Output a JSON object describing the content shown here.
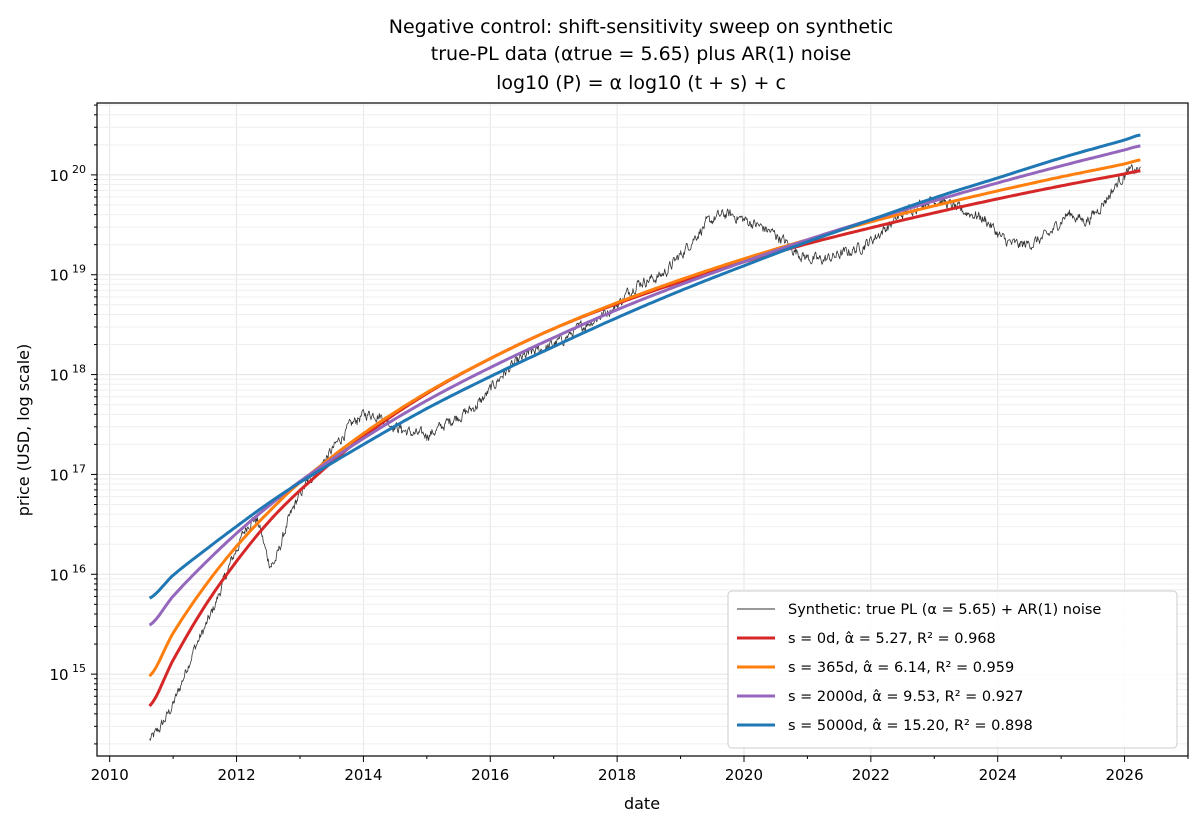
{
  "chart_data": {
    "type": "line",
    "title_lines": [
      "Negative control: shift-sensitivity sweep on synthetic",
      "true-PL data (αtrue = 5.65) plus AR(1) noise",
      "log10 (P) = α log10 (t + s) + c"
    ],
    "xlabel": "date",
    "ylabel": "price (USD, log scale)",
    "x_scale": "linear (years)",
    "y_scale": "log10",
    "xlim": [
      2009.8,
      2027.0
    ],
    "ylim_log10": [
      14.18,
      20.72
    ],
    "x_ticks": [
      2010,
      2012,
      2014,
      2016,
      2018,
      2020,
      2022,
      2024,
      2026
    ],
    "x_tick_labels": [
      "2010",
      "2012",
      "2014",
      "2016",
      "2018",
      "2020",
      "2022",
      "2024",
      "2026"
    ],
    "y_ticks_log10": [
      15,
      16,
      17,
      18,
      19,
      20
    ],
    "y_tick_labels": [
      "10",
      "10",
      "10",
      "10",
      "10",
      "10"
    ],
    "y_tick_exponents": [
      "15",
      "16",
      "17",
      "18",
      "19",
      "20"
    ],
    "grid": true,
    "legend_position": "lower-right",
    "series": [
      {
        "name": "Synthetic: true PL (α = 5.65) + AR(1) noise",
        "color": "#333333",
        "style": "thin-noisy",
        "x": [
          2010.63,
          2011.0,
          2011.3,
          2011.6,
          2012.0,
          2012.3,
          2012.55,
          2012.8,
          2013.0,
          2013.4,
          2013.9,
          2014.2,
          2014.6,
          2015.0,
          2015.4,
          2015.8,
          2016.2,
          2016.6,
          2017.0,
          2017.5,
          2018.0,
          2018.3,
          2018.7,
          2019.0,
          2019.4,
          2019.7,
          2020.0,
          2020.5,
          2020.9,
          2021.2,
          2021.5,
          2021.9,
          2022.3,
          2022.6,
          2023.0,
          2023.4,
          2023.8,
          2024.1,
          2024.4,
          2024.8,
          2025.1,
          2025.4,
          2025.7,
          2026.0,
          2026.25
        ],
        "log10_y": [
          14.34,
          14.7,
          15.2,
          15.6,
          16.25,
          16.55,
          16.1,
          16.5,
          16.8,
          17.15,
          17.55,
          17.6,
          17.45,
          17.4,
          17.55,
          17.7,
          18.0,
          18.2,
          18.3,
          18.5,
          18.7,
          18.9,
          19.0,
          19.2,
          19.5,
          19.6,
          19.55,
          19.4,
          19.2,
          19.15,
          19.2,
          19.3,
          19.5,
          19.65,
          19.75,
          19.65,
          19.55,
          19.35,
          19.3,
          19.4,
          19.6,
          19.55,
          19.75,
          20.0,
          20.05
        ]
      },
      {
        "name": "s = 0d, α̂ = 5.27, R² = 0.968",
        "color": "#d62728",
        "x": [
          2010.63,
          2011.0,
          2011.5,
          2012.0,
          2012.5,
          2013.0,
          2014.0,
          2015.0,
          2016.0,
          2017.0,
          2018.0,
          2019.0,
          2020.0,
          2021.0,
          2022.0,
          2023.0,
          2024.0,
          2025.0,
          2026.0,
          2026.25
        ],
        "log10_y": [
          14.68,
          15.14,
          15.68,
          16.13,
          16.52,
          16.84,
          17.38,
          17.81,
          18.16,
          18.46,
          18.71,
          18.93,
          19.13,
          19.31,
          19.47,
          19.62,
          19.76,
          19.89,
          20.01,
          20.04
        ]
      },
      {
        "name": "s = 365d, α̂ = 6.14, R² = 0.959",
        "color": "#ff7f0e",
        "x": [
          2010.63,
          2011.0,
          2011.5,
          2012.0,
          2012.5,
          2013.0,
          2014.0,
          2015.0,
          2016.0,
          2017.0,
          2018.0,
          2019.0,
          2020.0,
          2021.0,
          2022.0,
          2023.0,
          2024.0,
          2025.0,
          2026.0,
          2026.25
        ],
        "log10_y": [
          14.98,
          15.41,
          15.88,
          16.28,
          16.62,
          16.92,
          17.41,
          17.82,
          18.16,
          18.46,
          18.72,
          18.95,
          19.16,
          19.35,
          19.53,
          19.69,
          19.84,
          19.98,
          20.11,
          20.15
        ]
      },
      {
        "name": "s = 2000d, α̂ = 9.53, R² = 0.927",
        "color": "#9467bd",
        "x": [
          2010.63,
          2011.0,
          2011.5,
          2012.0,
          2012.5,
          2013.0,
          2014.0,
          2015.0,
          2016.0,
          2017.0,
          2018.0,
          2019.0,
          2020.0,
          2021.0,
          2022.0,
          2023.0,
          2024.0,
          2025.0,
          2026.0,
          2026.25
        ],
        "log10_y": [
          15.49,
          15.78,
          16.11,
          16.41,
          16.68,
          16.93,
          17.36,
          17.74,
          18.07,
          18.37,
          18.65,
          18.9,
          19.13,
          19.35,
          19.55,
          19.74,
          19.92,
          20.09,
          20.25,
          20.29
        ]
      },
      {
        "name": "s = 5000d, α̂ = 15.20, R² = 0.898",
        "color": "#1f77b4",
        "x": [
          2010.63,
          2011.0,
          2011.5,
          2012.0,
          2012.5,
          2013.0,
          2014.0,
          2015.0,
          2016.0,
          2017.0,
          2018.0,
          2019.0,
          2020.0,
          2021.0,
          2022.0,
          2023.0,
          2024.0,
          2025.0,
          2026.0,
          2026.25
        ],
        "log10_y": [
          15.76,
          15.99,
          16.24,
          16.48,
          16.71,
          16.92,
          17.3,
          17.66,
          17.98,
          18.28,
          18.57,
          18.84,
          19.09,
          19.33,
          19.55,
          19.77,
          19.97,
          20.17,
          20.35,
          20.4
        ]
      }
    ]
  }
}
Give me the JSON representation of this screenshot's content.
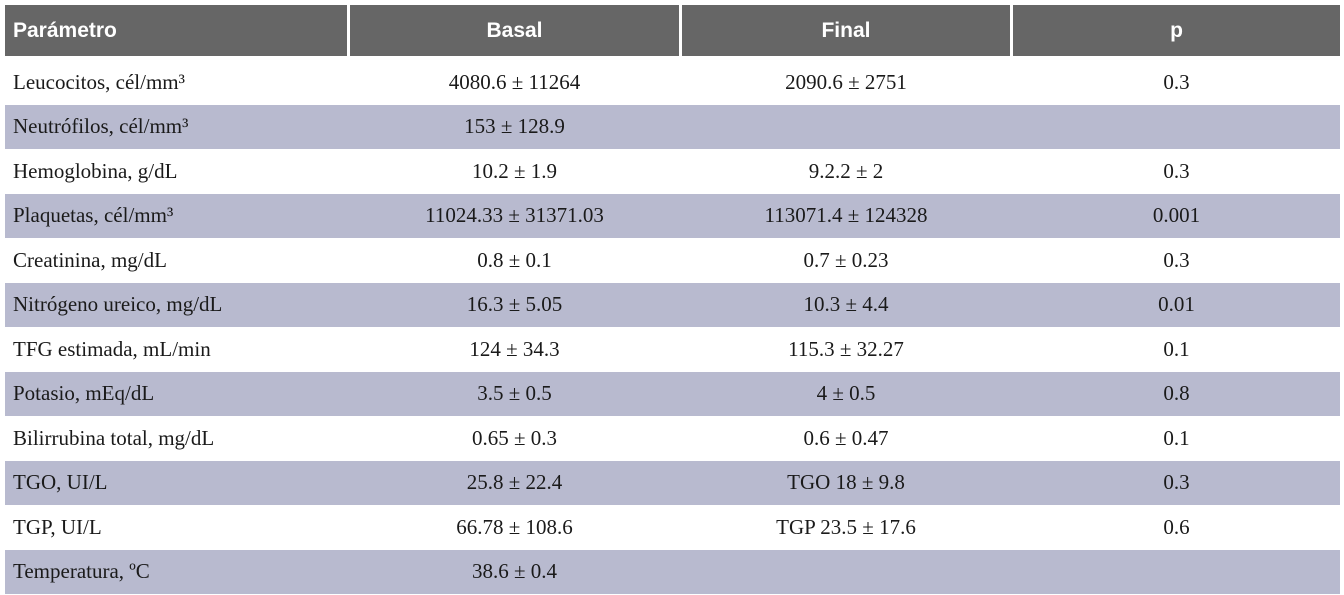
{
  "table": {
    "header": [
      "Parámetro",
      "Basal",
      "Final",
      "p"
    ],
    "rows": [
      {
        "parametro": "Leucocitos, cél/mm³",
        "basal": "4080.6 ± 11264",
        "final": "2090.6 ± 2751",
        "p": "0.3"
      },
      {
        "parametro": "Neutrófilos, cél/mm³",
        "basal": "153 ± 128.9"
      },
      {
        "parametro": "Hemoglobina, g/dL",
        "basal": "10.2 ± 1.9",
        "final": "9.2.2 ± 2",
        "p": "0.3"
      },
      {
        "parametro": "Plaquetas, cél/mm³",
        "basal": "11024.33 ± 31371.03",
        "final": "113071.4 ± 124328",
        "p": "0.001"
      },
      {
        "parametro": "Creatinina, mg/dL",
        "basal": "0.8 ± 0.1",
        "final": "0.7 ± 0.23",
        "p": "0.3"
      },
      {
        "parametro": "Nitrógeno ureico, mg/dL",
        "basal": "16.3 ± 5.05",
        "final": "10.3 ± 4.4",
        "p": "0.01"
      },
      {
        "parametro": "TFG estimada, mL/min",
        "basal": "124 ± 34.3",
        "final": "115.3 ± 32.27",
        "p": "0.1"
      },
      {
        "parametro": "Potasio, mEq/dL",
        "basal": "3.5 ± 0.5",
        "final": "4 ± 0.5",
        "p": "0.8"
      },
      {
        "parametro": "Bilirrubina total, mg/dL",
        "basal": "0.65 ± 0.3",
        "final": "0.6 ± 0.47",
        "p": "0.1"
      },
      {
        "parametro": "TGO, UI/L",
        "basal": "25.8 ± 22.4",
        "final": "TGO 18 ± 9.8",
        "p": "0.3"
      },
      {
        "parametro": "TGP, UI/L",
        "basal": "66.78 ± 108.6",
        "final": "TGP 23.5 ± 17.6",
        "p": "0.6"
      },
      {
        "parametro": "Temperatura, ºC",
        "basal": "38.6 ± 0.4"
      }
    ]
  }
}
--------------------------------------------------
* **Set problem**
Every record must be copied exactly, with the pictures left out.

* **Output of the task**
Output a JSON object describing the content shown here.
{
  "chart_data": {
    "type": "line",
    "title_lines": [
      "Negative control: shift-sensitivity sweep on synthetic",
      "true-PL data (αtrue = 5.65) plus AR(1) noise",
      "log10 (P) = α log10 (t + s) + c"
    ],
    "xlabel": "date",
    "ylabel": "price (USD, log scale)",
    "x_scale": "linear (years)",
    "y_scale": "log10",
    "xlim": [
      2009.8,
      2027.0
    ],
    "ylim_log10": [
      14.18,
      20.72
    ],
    "x_ticks": [
      2010,
      2012,
      2014,
      2016,
      2018,
      2020,
      2022,
      2024,
      2026
    ],
    "x_tick_labels": [
      "2010",
      "2012",
      "2014",
      "2016",
      "2018",
      "2020",
      "2022",
      "2024",
      "2026"
    ],
    "y_ticks_log10": [
      15,
      16,
      17,
      18,
      19,
      20
    ],
    "y_tick_labels": [
      "10",
      "10",
      "10",
      "10",
      "10",
      "10"
    ],
    "y_tick_exponents": [
      "15",
      "16",
      "17",
      "18",
      "19",
      "20"
    ],
    "grid": true,
    "legend_position": "lower-right",
    "series": [
      {
        "name": "Synthetic: true PL (α = 5.65) + AR(1) noise",
        "color": "#333333",
        "style": "thin-noisy",
        "x": [
          2010.63,
          2011.0,
          2011.3,
          2011.6,
          2012.0,
          2012.3,
          2012.55,
          2012.8,
          2013.0,
          2013.4,
          2013.9,
          2014.2,
          2014.6,
          2015.0,
          2015.4,
          2015.8,
          2016.2,
          2016.6,
          2017.0,
          2017.5,
          2018.0,
          2018.3,
          2018.7,
          2019.0,
          2019.4,
          2019.7,
          2020.0,
          2020.5,
          2020.9,
          2021.2,
          2021.5,
          2021.9,
          2022.3,
          2022.6,
          2023.0,
          2023.4,
          2023.8,
          2024.1,
          2024.4,
          2024.8,
          2025.1,
          2025.4,
          2025.7,
          2026.0,
          2026.25
        ],
        "log10_y": [
          14.34,
          14.7,
          15.2,
          15.6,
          16.25,
          16.55,
          16.1,
          16.5,
          16.8,
          17.15,
          17.55,
          17.6,
          17.45,
          17.4,
          17.55,
          17.7,
          18.0,
          18.2,
          18.3,
          18.5,
          18.7,
          18.9,
          19.0,
          19.2,
          19.5,
          19.6,
          19.55,
          19.4,
          19.2,
          19.15,
          19.2,
          19.3,
          19.5,
          19.65,
          19.75,
          19.65,
          19.55,
          19.35,
          19.3,
          19.4,
          19.6,
          19.55,
          19.75,
          20.0,
          20.05
        ]
      },
      {
        "name": "s = 0d, α̂ = 5.27, R² = 0.968",
        "color": "#d62728",
        "x": [
          2010.63,
          2011.0,
          2011.5,
          2012.0,
          2012.5,
          2013.0,
          2014.0,
          2015.0,
          2016.0,
          2017.0,
          2018.0,
          2019.0,
          2020.0,
          2021.0,
          2022.0,
          2023.0,
          2024.0,
          2025.0,
          2026.0,
          2026.25
        ],
        "log10_y": [
          14.68,
          15.14,
          15.68,
          16.13,
          16.52,
          16.84,
          17.38,
          17.81,
          18.16,
          18.46,
          18.71,
          18.93,
          19.13,
          19.31,
          19.47,
          19.62,
          19.76,
          19.89,
          20.01,
          20.04
        ]
      },
      {
        "name": "s = 365d, α̂ = 6.14, R² = 0.959",
        "color": "#ff7f0e",
        "x": [
          2010.63,
          2011.0,
          2011.5,
          2012.0,
          2012.5,
          2013.0,
          2014.0,
          2015.0,
          2016.0,
          2017.0,
          2018.0,
          2019.0,
          2020.0,
          2021.0,
          2022.0,
          2023.0,
          2024.0,
          2025.0,
          2026.0,
          2026.25
        ],
        "log10_y": [
          14.98,
          15.41,
          15.88,
          16.28,
          16.62,
          16.92,
          17.41,
          17.82,
          18.16,
          18.46,
          18.72,
          18.95,
          19.16,
          19.35,
          19.53,
          19.69,
          19.84,
          19.98,
          20.11,
          20.15
        ]
      },
      {
        "name": "s = 2000d, α̂ = 9.53, R² = 0.927",
        "color": "#9467bd",
        "x": [
          2010.63,
          2011.0,
          2011.5,
          2012.0,
          2012.5,
          2013.0,
          2014.0,
          2015.0,
          2016.0,
          2017.0,
          2018.0,
          2019.0,
          2020.0,
          2021.0,
          2022.0,
          2023.0,
          2024.0,
          2025.0,
          2026.0,
          2026.25
        ],
        "log10_y": [
          15.49,
          15.78,
          16.11,
          16.41,
          16.68,
          16.93,
          17.36,
          17.74,
          18.07,
          18.37,
          18.65,
          18.9,
          19.13,
          19.35,
          19.55,
          19.74,
          19.92,
          20.09,
          20.25,
          20.29
        ]
      },
      {
        "name": "s = 5000d, α̂ = 15.20, R² = 0.898",
        "color": "#1f77b4",
        "x": [
          2010.63,
          2011.0,
          2011.5,
          2012.0,
          2012.5,
          2013.0,
          2014.0,
          2015.0,
          2016.0,
          2017.0,
          2018.0,
          2019.0,
          2020.0,
          2021.0,
          2022.0,
          2023.0,
          2024.0,
          2025.0,
          2026.0,
          2026.25
        ],
        "log10_y": [
          15.76,
          15.99,
          16.24,
          16.48,
          16.71,
          16.92,
          17.3,
          17.66,
          17.98,
          18.28,
          18.57,
          18.84,
          19.09,
          19.33,
          19.55,
          19.77,
          19.97,
          20.17,
          20.35,
          20.4
        ]
      }
    ]
  }
}
Give me the JSON representation of this screenshot's content.
{
  "table": {
    "header": [
      "Parámetro",
      "Basal",
      "Final",
      "p"
    ],
    "rows": [
      {
        "parametro": "Leucocitos, cél/mm³",
        "basal": "4080.6 ± 11264",
        "final": "2090.6 ± 2751",
        "p": "0.3"
      },
      {
        "parametro": "Neutrófilos, cél/mm³",
        "basal": "153 ± 128.9"
      },
      {
        "parametro": "Hemoglobina, g/dL",
        "basal": "10.2 ± 1.9",
        "final": "9.2.2 ± 2",
        "p": "0.3"
      },
      {
        "parametro": "Plaquetas, cél/mm³",
        "basal": "11024.33 ± 31371.03",
        "final": "113071.4 ± 124328",
        "p": "0.001"
      },
      {
        "parametro": "Creatinina, mg/dL",
        "basal": "0.8 ± 0.1",
        "final": "0.7 ± 0.23",
        "p": "0.3"
      },
      {
        "parametro": "Nitrógeno ureico, mg/dL",
        "basal": "16.3 ± 5.05",
        "final": "10.3 ± 4.4",
        "p": "0.01"
      },
      {
        "parametro": "TFG estimada, mL/min",
        "basal": "124 ± 34.3",
        "final": "115.3 ± 32.27",
        "p": "0.1"
      },
      {
        "parametro": "Potasio, mEq/dL",
        "basal": "3.5 ± 0.5",
        "final": "4 ± 0.5",
        "p": "0.8"
      },
      {
        "parametro": "Bilirrubina total, mg/dL",
        "basal": "0.65 ± 0.3",
        "final": "0.6 ± 0.47",
        "p": "0.1"
      },
      {
        "parametro": "TGO, UI/L",
        "basal": "25.8 ± 22.4",
        "final": "TGO 18 ± 9.8",
        "p": "0.3"
      },
      {
        "parametro": "TGP, UI/L",
        "basal": "66.78 ± 108.6",
        "final": "TGP 23.5 ± 17.6",
        "p": "0.6"
      },
      {
        "parametro": "Temperatura, ºC",
        "basal": "38.6 ± 0.4"
      }
    ]
  }
}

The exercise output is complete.